++++ Raw records ++++

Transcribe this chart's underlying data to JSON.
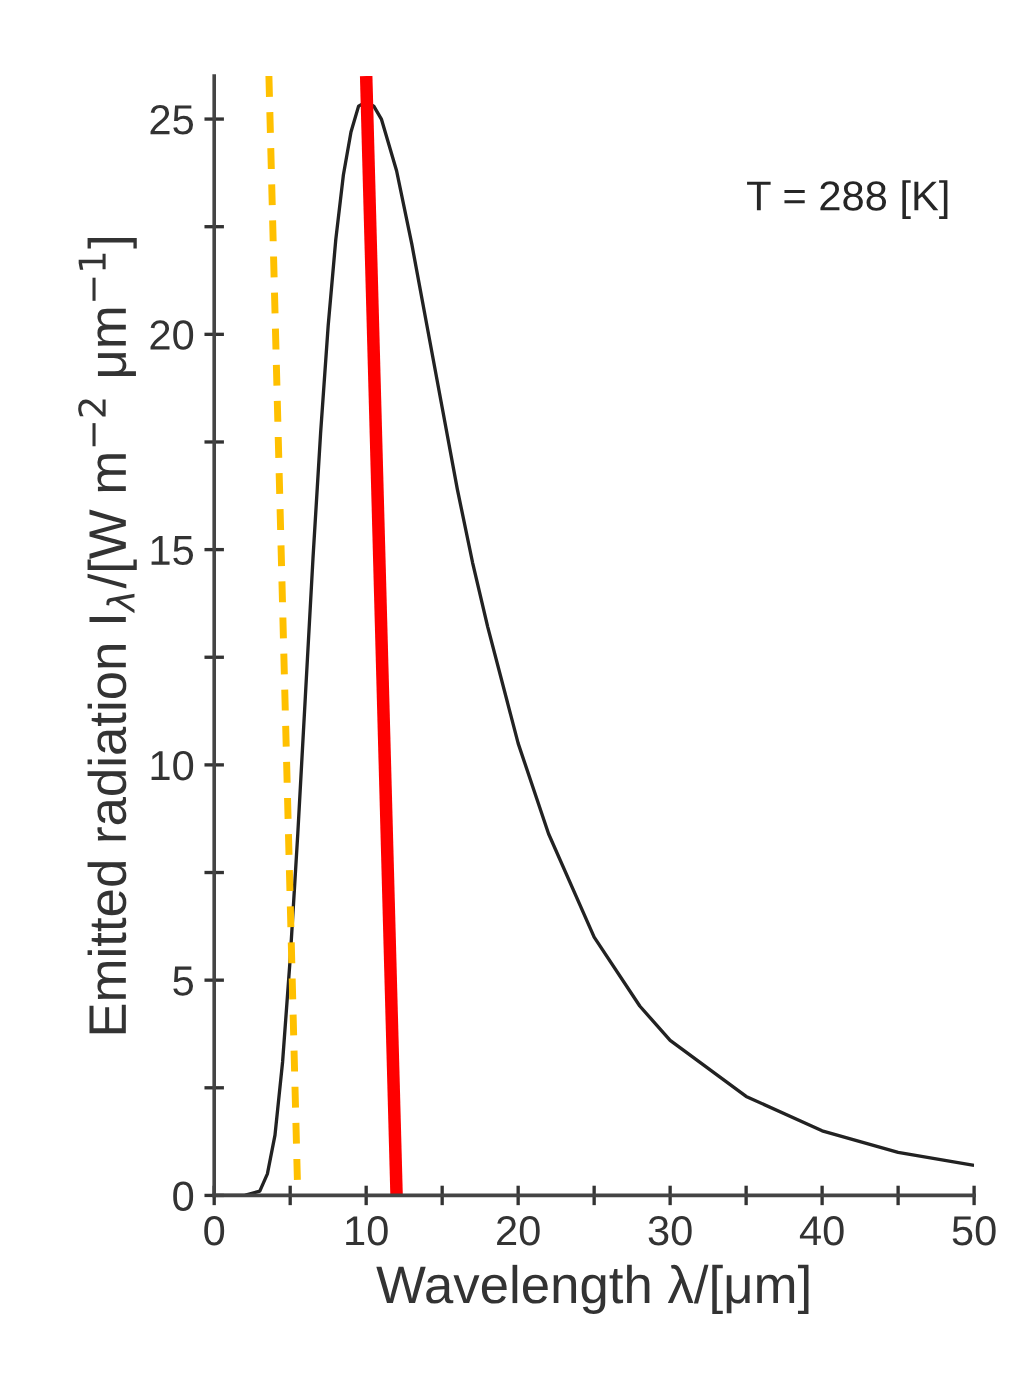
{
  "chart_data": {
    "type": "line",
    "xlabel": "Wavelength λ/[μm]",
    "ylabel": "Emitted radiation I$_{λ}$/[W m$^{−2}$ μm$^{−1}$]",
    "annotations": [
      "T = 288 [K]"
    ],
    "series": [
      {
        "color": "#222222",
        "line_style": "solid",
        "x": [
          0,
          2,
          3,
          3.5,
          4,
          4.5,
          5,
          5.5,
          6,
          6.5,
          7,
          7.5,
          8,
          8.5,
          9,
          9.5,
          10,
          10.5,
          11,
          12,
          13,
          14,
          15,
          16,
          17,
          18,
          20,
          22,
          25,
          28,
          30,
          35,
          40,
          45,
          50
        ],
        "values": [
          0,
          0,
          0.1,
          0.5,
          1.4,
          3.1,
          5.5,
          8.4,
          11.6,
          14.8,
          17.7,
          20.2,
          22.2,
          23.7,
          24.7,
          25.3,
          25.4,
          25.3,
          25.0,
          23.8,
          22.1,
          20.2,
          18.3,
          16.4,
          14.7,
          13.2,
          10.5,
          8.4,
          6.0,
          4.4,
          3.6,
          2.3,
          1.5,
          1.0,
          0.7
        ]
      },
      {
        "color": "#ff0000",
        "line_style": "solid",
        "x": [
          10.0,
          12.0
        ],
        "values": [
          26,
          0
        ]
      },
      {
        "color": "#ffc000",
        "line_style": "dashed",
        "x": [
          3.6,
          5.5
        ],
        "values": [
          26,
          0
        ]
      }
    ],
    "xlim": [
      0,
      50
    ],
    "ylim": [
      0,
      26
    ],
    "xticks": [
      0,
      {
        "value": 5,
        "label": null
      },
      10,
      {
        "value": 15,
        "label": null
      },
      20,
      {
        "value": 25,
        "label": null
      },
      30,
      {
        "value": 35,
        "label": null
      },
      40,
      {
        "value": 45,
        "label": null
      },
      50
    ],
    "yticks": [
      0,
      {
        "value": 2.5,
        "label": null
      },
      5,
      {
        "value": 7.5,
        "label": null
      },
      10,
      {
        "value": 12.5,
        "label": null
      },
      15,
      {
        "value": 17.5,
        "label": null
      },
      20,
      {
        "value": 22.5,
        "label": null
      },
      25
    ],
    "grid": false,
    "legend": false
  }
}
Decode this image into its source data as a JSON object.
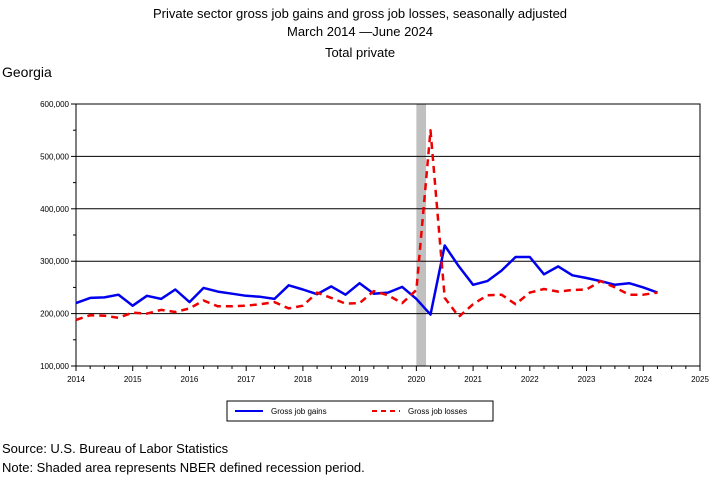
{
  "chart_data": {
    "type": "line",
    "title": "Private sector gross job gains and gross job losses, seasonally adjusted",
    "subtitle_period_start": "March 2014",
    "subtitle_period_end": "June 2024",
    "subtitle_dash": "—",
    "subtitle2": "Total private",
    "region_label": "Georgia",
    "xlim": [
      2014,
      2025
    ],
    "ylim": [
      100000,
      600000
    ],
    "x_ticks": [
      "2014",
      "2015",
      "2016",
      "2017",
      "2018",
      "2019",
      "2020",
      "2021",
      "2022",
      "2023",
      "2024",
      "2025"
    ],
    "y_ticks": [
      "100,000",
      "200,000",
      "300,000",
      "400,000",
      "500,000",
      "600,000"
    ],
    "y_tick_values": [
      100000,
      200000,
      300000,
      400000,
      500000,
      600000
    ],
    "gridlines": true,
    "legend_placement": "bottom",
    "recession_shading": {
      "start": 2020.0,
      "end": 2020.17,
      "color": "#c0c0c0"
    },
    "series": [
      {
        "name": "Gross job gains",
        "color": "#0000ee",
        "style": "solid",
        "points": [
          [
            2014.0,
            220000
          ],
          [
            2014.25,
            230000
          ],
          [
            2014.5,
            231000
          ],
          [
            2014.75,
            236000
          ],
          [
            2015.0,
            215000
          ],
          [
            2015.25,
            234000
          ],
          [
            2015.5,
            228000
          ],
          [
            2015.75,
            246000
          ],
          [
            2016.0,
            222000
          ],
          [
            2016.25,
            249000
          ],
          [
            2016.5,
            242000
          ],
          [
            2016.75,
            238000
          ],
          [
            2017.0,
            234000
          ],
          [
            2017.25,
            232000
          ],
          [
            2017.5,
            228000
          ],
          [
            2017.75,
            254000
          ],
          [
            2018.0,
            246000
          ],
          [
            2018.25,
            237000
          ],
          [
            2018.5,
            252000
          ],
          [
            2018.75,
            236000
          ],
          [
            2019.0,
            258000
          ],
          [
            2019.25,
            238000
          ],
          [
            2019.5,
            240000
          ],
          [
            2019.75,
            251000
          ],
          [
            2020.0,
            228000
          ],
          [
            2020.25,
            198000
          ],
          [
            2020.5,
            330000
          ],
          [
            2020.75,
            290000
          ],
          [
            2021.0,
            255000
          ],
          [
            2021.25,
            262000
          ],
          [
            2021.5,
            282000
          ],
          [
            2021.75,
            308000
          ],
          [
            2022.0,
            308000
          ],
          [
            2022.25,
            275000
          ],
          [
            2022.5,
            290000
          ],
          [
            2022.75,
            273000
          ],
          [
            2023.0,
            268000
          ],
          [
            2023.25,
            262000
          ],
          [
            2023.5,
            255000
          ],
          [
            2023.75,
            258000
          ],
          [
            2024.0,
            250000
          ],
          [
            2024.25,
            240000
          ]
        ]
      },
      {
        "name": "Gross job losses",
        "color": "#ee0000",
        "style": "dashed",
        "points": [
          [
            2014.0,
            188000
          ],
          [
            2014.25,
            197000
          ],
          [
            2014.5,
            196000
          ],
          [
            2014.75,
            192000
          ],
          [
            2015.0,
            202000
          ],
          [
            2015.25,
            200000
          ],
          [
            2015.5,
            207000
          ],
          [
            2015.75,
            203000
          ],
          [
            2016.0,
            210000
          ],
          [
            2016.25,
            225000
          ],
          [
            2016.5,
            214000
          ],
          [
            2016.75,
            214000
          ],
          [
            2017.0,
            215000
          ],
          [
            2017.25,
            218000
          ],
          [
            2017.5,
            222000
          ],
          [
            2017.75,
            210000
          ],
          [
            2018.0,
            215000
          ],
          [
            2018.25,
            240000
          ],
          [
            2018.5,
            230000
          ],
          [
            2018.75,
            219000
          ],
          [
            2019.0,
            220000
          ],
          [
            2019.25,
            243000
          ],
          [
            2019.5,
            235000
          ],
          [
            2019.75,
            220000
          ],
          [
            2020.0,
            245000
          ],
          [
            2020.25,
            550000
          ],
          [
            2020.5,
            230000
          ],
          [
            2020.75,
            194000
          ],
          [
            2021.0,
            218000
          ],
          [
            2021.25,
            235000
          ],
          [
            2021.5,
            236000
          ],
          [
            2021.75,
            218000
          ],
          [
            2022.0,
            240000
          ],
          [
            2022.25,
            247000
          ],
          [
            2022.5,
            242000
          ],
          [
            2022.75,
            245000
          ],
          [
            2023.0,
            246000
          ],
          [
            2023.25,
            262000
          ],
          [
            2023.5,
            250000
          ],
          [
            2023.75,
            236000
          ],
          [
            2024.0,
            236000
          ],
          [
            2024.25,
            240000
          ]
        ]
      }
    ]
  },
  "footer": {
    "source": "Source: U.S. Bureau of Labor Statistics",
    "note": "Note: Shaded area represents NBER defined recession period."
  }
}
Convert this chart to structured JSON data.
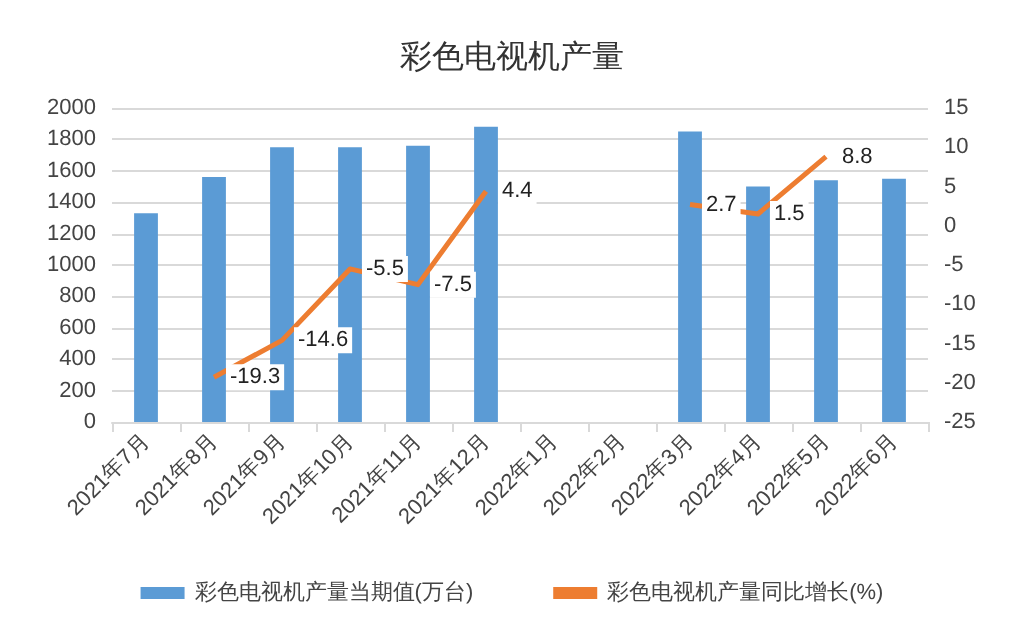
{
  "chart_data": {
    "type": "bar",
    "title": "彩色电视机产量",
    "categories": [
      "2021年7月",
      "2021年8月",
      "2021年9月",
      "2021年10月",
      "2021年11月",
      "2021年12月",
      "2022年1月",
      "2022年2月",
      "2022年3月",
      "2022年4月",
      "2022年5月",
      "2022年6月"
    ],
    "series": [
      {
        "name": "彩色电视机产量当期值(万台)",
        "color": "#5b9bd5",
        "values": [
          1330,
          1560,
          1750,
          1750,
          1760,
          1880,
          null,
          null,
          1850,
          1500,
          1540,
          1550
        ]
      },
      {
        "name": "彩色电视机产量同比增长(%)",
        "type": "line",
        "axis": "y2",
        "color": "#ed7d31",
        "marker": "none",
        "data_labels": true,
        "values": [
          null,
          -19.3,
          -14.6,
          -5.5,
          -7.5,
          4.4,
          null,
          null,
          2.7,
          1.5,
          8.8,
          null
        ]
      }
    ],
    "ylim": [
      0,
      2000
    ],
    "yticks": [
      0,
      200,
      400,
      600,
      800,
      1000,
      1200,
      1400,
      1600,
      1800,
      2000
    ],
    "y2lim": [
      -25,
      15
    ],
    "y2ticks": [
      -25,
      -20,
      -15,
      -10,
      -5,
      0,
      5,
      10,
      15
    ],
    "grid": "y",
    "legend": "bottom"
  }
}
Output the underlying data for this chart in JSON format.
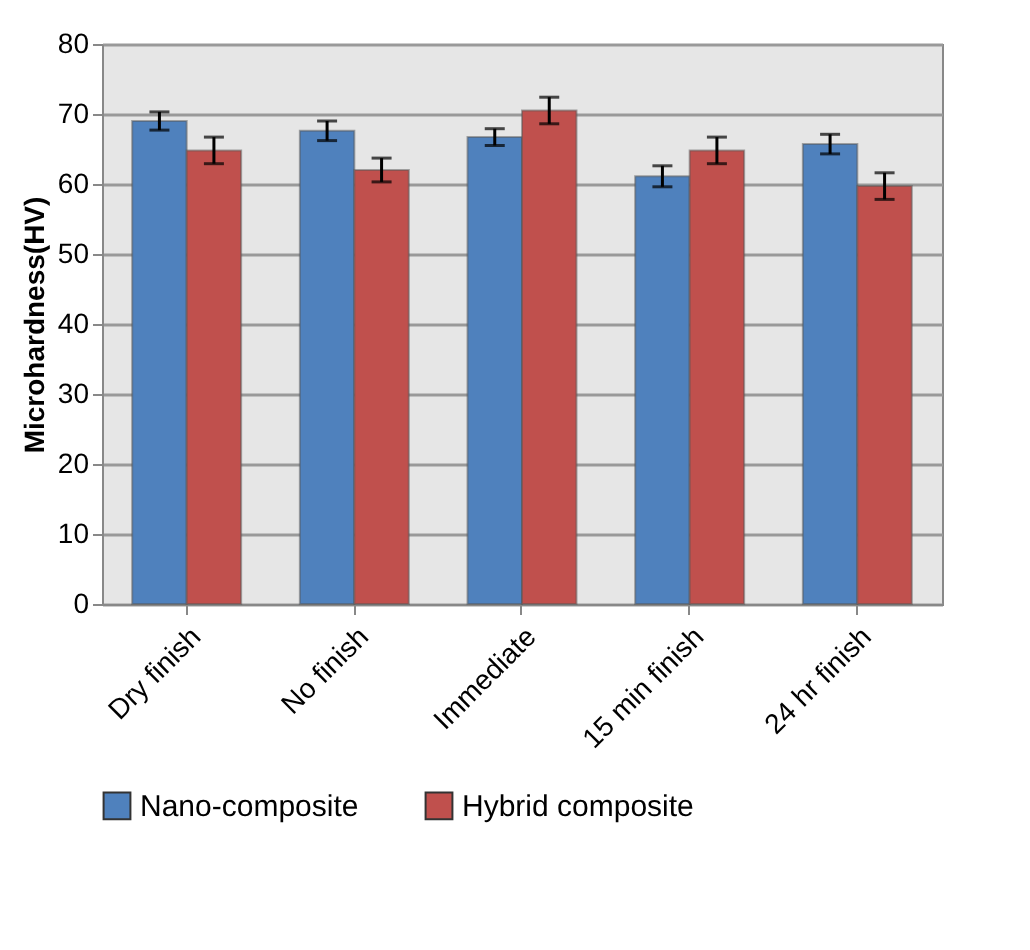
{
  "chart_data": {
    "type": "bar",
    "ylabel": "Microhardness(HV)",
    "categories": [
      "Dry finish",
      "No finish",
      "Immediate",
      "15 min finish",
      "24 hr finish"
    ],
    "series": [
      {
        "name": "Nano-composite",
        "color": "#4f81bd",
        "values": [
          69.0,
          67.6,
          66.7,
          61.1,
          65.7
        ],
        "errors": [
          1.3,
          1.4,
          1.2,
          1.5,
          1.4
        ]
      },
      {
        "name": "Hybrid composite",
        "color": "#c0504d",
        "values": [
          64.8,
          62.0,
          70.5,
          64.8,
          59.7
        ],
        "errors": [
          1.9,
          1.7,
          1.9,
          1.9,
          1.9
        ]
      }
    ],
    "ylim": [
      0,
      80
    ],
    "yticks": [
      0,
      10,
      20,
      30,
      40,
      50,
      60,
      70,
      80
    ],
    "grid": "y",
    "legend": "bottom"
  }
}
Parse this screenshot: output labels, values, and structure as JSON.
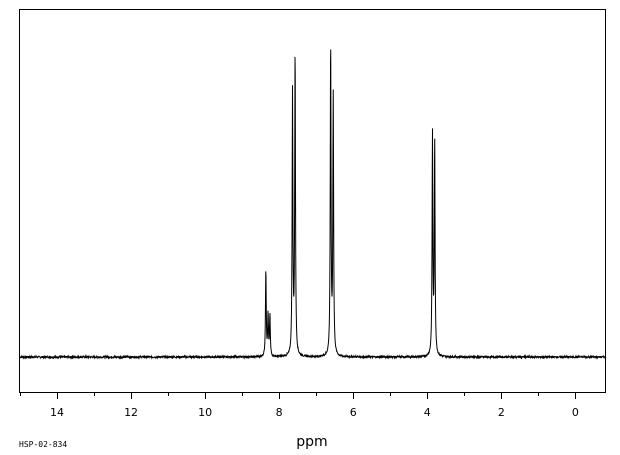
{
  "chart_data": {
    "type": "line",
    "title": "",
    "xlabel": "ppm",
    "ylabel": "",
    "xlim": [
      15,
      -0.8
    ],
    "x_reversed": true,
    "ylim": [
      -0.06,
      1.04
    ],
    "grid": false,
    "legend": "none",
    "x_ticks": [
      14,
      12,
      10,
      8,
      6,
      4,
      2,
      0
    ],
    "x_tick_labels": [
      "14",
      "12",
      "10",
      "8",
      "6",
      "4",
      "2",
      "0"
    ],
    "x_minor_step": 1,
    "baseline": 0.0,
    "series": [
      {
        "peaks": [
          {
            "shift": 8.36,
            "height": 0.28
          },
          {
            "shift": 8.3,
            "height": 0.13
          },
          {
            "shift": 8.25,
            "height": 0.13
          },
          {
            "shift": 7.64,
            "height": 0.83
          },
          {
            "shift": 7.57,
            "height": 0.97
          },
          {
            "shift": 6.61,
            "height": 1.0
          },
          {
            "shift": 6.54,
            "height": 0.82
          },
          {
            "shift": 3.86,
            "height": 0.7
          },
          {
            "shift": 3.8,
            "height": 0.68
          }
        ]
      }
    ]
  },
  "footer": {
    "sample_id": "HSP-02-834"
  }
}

++++

* **Aim of the task**: Work out how many lines in the records above hold the string "color", then give only that count.

* **Response**: 10